(Stored items from a collection)

= = = = = = =

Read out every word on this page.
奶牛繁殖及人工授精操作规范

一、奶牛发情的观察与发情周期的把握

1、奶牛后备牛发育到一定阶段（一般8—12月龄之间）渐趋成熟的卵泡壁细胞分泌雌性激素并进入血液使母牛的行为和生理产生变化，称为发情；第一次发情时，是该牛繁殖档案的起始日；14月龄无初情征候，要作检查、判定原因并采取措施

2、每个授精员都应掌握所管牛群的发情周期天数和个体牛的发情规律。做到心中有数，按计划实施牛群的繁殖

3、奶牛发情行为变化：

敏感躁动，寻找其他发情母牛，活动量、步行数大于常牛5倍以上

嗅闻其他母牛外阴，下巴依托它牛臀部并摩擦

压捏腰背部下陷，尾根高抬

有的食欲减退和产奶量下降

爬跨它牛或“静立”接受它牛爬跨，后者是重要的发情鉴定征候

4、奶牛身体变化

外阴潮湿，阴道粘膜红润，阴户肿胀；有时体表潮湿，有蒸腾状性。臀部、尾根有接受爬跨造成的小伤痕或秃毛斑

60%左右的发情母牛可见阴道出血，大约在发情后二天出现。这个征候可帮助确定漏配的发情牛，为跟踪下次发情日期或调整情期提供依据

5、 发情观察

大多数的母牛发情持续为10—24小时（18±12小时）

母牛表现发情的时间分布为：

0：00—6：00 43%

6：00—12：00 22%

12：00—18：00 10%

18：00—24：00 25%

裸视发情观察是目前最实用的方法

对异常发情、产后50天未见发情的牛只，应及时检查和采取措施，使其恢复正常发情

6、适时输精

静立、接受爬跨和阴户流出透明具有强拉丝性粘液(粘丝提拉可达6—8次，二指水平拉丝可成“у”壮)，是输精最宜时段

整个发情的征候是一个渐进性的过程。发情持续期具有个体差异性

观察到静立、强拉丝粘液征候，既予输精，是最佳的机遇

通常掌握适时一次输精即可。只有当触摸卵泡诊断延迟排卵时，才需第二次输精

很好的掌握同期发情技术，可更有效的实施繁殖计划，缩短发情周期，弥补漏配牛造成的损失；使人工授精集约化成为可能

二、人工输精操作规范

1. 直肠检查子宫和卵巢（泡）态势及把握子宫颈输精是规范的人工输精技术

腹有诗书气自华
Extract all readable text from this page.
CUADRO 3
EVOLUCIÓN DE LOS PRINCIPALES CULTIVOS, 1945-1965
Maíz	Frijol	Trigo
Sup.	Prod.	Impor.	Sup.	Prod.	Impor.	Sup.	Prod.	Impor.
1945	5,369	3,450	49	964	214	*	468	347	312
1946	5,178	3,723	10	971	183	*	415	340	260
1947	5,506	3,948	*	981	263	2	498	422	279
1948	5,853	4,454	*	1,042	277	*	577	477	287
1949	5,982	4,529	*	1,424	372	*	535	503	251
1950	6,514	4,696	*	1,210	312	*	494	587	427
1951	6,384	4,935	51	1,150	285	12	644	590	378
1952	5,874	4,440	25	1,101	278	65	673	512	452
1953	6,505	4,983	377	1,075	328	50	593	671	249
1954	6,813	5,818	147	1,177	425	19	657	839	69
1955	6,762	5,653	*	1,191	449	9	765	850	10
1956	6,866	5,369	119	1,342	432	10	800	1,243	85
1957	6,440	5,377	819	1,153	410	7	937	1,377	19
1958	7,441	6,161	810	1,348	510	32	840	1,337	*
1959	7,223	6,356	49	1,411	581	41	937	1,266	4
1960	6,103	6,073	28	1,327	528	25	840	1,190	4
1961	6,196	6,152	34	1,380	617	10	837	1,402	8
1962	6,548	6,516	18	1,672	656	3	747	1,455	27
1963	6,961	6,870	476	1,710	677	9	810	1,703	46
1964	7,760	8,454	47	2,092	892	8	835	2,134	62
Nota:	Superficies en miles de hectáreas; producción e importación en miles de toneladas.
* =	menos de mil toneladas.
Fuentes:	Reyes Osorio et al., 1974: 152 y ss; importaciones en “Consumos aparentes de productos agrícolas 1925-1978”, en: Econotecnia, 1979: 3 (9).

= = = = = = =

Job.
Quote the lines of the listing above that run from the line with "Extract all readable text from this page." through its last line, both included, and nothing else.

The completed task.
Extract all readable text from this page.
CUADRO 3
EVOLUCIÓN DE LOS PRINCIPALES CULTIVOS, 1945-1965
Maíz	Frijol	Trigo
Sup.	Prod.	Impor.	Sup.	Prod.	Impor.	Sup.	Prod.	Impor.
1945	5,369	3,450	49	964	214	*	468	347	312
1946	5,178	3,723	10	971	183	*	415	340	260
1947	5,506	3,948	*	981	263	2	498	422	279
1948	5,853	4,454	*	1,042	277	*	577	477	287
1949	5,982	4,529	*	1,424	372	*	535	503	251
1950	6,514	4,696	*	1,210	312	*	494	587	427
1951	6,384	4,935	51	1,150	285	12	644	590	378
1952	5,874	4,440	25	1,101	278	65	673	512	452
1953	6,505	4,983	377	1,075	328	50	593	671	249
1954	6,813	5,818	147	1,177	425	19	657	839	69
1955	6,762	5,653	*	1,191	449	9	765	850	10
1956	6,866	5,369	119	1,342	432	10	800	1,243	85
1957	6,440	5,377	819	1,153	410	7	937	1,377	19
1958	7,441	6,161	810	1,348	510	32	840	1,337	*
1959	7,223	6,356	49	1,411	581	41	937	1,266	4
1960	6,103	6,073	28	1,327	528	25	840	1,190	4
1961	6,196	6,152	34	1,380	617	10	837	1,402	8
1962	6,548	6,516	18	1,672	656	3	747	1,455	27
1963	6,961	6,870	476	1,710	677	9	810	1,703	46
1964	7,760	8,454	47	2,092	892	8	835	2,134	62
Nota:	Superficies en miles de hectáreas; producción e importación en miles de toneladas.
* =	menos de mil toneladas.
Fuentes:	Reyes Osorio et al., 1974: 152 y ss; importaciones en “Consumos aparentes de productos agrícolas 1925-1978”, en: Econotecnia, 1979: 3 (9).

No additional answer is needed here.